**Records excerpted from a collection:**
- - -
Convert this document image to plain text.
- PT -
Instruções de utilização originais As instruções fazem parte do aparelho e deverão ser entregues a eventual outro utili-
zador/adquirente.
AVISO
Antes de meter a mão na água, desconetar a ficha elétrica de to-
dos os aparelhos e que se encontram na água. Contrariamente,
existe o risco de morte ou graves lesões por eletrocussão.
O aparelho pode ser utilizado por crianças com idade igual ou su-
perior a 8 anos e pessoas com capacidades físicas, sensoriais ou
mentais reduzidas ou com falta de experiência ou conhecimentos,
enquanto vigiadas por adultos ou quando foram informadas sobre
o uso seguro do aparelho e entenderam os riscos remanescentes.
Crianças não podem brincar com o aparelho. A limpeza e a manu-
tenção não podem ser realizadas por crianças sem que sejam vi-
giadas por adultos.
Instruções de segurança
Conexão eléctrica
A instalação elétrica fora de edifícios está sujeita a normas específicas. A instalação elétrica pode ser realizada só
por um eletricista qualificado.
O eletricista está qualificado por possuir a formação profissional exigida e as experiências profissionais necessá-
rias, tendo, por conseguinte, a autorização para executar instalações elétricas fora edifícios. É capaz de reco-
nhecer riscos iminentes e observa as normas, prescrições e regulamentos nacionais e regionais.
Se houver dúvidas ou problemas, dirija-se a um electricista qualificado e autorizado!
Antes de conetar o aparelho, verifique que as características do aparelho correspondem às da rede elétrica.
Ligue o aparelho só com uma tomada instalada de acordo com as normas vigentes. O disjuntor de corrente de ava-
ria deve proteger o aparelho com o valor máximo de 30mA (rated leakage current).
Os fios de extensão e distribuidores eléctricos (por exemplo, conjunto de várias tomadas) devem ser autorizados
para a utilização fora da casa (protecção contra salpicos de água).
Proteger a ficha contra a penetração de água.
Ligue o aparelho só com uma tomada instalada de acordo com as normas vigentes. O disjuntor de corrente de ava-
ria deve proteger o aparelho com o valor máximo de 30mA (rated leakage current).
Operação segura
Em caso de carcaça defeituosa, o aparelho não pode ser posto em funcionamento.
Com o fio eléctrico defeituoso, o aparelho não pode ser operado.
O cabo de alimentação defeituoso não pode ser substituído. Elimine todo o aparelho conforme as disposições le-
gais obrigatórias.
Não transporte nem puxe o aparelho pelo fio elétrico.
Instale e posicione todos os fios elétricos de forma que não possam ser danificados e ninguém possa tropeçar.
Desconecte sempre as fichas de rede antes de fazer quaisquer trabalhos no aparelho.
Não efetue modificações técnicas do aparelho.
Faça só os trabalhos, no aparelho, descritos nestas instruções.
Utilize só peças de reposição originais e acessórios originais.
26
- - -
**To be done:** Show all lines in the entries above where the word "qualificado" appears.

**Final result:**
por um eletricista qualificado.
O eletricista está qualificado por possuir a formação profissional exigida e as experiências profissionais necessá-
Se houver dúvidas ou problemas, dirija-se a um electricista qualificado e autorizado!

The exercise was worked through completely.